+++ Exercise materials +++
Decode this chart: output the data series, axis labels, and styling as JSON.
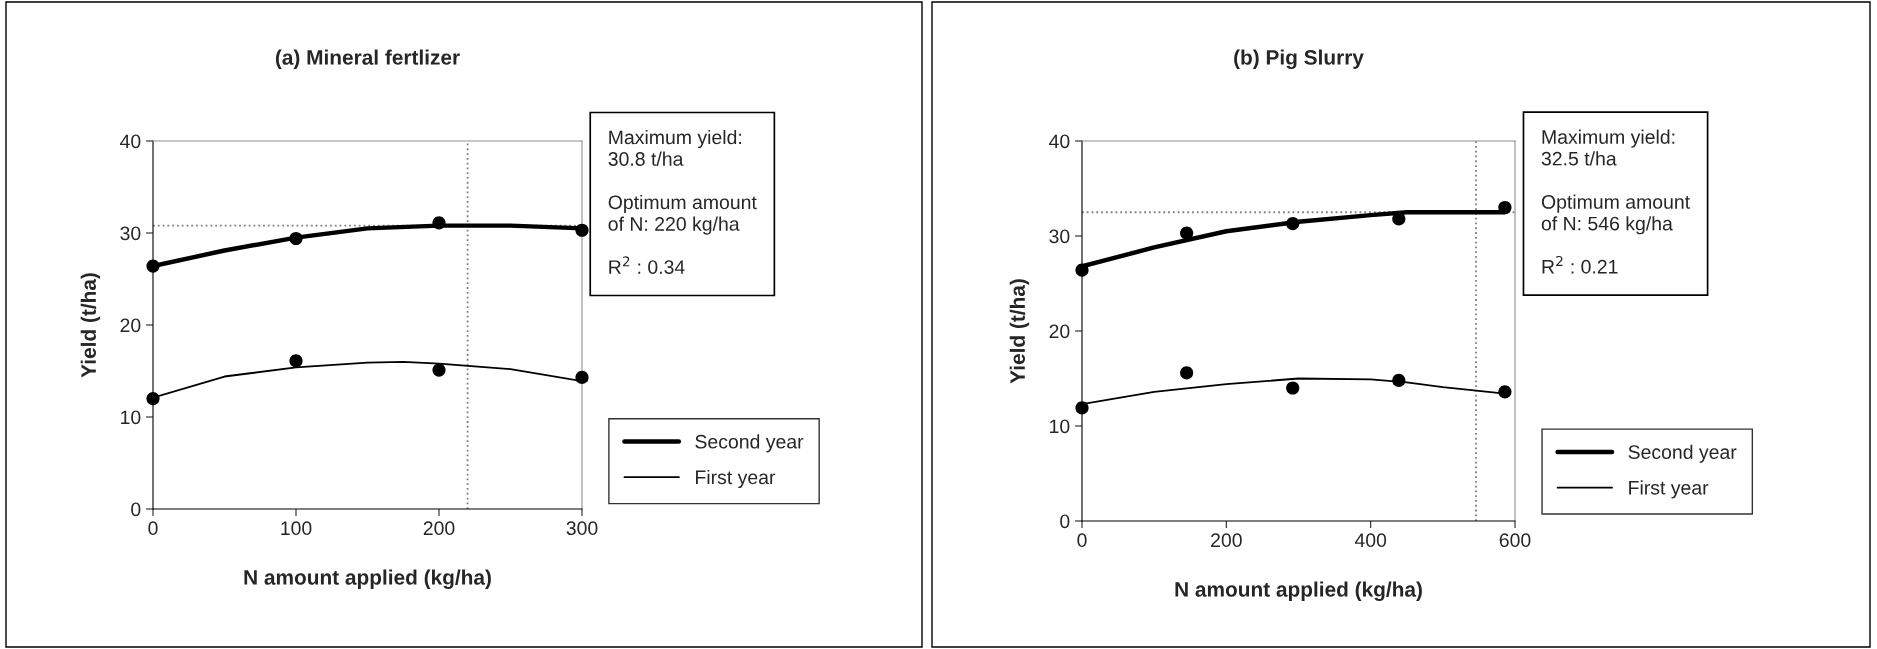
{
  "chart_data": [
    {
      "type": "line",
      "title": "(a) Mineral fertlizer",
      "xlabel": "N amount applied (kg/ha)",
      "ylabel": "Yield (t/ha)",
      "xlim": [
        0,
        300
      ],
      "xticks": [
        0,
        100,
        200,
        300
      ],
      "ylim": [
        0,
        40
      ],
      "yticks": [
        0,
        10,
        20,
        30,
        40
      ],
      "grid": false,
      "legend": "right",
      "series": [
        {
          "type": "scatter",
          "marker": "circle",
          "color": "#000000",
          "x": [
            0,
            100,
            200,
            300
          ],
          "values": [
            26.4,
            29.4,
            31.1,
            30.3
          ]
        },
        {
          "type": "scatter",
          "marker": "circle",
          "color": "#000000",
          "x": [
            0,
            100,
            200,
            300
          ],
          "values": [
            12.0,
            16.1,
            15.1,
            14.3
          ]
        },
        {
          "marker": "none",
          "name": "Second year",
          "color": "#000000",
          "x": [
            0,
            50,
            100,
            150,
            200,
            250,
            300
          ],
          "values": [
            26.4,
            28.1,
            29.5,
            30.5,
            30.8,
            30.8,
            30.5
          ]
        },
        {
          "marker": "none",
          "name": "First year",
          "color": "#000000",
          "x": [
            0,
            50,
            100,
            150,
            175,
            200,
            250,
            300
          ],
          "values": [
            12.1,
            14.4,
            15.4,
            15.9,
            16.0,
            15.8,
            15.2,
            13.9
          ]
        }
      ],
      "ref_lines": [
        {
          "axis": "y",
          "value": 30.8,
          "color": "#808080",
          "line_style": "dotted"
        },
        {
          "axis": "x",
          "value": 220,
          "color": "#808080",
          "line_style": "dotted"
        }
      ],
      "annotations": [
        "Maximum yield:\n30.8 t/ha",
        "Optimum amount\nof N: 220 kg/ha",
        "R$^{2}$ : 0.34"
      ]
    },
    {
      "type": "line",
      "title": "(b) Pig Slurry",
      "xlabel": "N amount applied (kg/ha)",
      "ylabel": "Yield (t/ha)",
      "xlim": [
        0,
        600
      ],
      "xticks": [
        0,
        200,
        400,
        600
      ],
      "ylim": [
        0,
        40
      ],
      "yticks": [
        0,
        10,
        20,
        30,
        40
      ],
      "grid": false,
      "legend": "right",
      "series": [
        {
          "type": "scatter",
          "marker": "circle",
          "color": "#000000",
          "x": [
            0,
            145,
            292,
            439,
            586
          ],
          "values": [
            26.4,
            30.3,
            31.3,
            31.8,
            33.0
          ]
        },
        {
          "type": "scatter",
          "marker": "circle",
          "color": "#000000",
          "x": [
            0,
            145,
            292,
            439,
            586
          ],
          "values": [
            11.9,
            15.6,
            14.0,
            14.8,
            13.6
          ]
        },
        {
          "marker": "none",
          "name": "Second year",
          "color": "#000000",
          "x": [
            0,
            100,
            200,
            300,
            400,
            450,
            586
          ],
          "values": [
            26.8,
            28.8,
            30.5,
            31.5,
            32.2,
            32.5,
            32.5
          ]
        },
        {
          "marker": "none",
          "name": "First year",
          "color": "#000000",
          "x": [
            0,
            100,
            200,
            300,
            400,
            450,
            500,
            586
          ],
          "values": [
            12.3,
            13.6,
            14.4,
            15.0,
            14.9,
            14.6,
            14.1,
            13.4
          ]
        }
      ],
      "ref_lines": [
        {
          "axis": "y",
          "value": 32.5,
          "color": "#808080",
          "line_style": "dotted"
        },
        {
          "axis": "x",
          "value": 546,
          "color": "#808080",
          "line_style": "dotted"
        }
      ],
      "annotations": [
        "Maximum yield:\n32.5 t/ha",
        "Optimum amount\nof N: 546 kg/ha",
        "R$^{2}$ : 0.21"
      ]
    }
  ]
}
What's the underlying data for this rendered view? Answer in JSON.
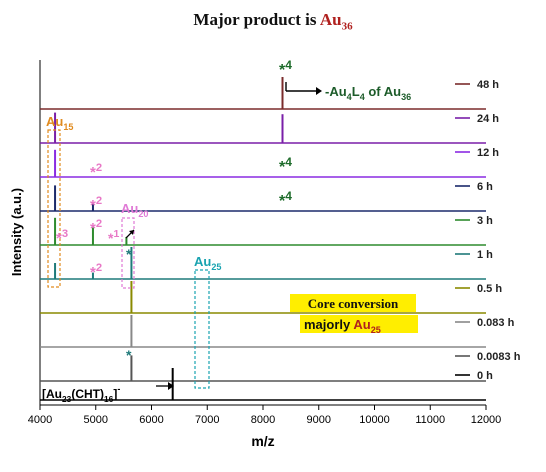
{
  "title": {
    "prefix": "Major product is ",
    "highlight": "Au",
    "highlight_sub": "36"
  },
  "chart_data": {
    "type": "line",
    "xlabel": "m/z",
    "ylabel": "Intensity (a.u.)",
    "xlim": [
      4000,
      12000
    ],
    "xticks": [
      4000,
      5000,
      6000,
      7000,
      8000,
      9000,
      10000,
      11000,
      12000
    ],
    "series": [
      {
        "name": "48 h",
        "color": "#7b2c2c",
        "peaks": [
          [
            8350,
            1.0
          ]
        ]
      },
      {
        "name": "24 h",
        "color": "#7a1fa8",
        "peaks": [
          [
            4270,
            0.95
          ],
          [
            8350,
            0.9
          ]
        ]
      },
      {
        "name": "12 h",
        "color": "#8a2be2",
        "peaks": [
          [
            4270,
            0.85
          ]
        ]
      },
      {
        "name": "6 h",
        "color": "#1b2a6b",
        "peaks": [
          [
            4270,
            0.8
          ],
          [
            4950,
            0.25
          ]
        ]
      },
      {
        "name": "3 h",
        "color": "#2e8b2e",
        "peaks": [
          [
            4270,
            0.85
          ],
          [
            4950,
            0.55
          ],
          [
            5550,
            0.25
          ]
        ]
      },
      {
        "name": "1 h",
        "color": "#1f7a7a",
        "peaks": [
          [
            4270,
            0.5
          ],
          [
            4950,
            0.2
          ],
          [
            5640,
            1.0
          ]
        ]
      },
      {
        "name": "0.5 h",
        "color": "#8a8a00",
        "peaks": [
          [
            5640,
            1.0
          ]
        ]
      },
      {
        "name": "0.083 h",
        "color": "#888888",
        "peaks": [
          [
            5640,
            1.0
          ]
        ]
      },
      {
        "name": "0.0083 h",
        "color": "#555555",
        "peaks": [
          [
            5640,
            0.8
          ]
        ]
      },
      {
        "name": "0 h",
        "color": "#000000",
        "peaks": [
          [
            6380,
            1.0
          ]
        ]
      }
    ],
    "annotations": {
      "star4_a": "*4",
      "star4_b": "*4",
      "star4_c": "*4",
      "loss_label": "-Au4L4 of Au36",
      "au15": "Au15",
      "au20": "Au20",
      "au25": "Au25",
      "star2_a": "*2",
      "star2_b": "*2",
      "star2_c": "*2",
      "star2_d": "*2",
      "star3": "*3",
      "star1": "*1",
      "core_line1": "Core conversion",
      "core_line2": "majorly ",
      "core_au": "Au",
      "core_sub": "25",
      "precursor": "[Au23(CHT)16]-"
    },
    "colors": {
      "au15_box": "#e08a1e",
      "au20_box": "#e07ad6",
      "au25_box": "#19a3b0",
      "star_pink": "#e878c6",
      "star_green": "#1d6b2a",
      "highlight_bg": "#ffee00",
      "au_red": "#b0201e"
    }
  }
}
+++
Problem statement ▸
Only the number is wanted: how many lines of these entries contain the string "amount"?

Exercise solution ▸
4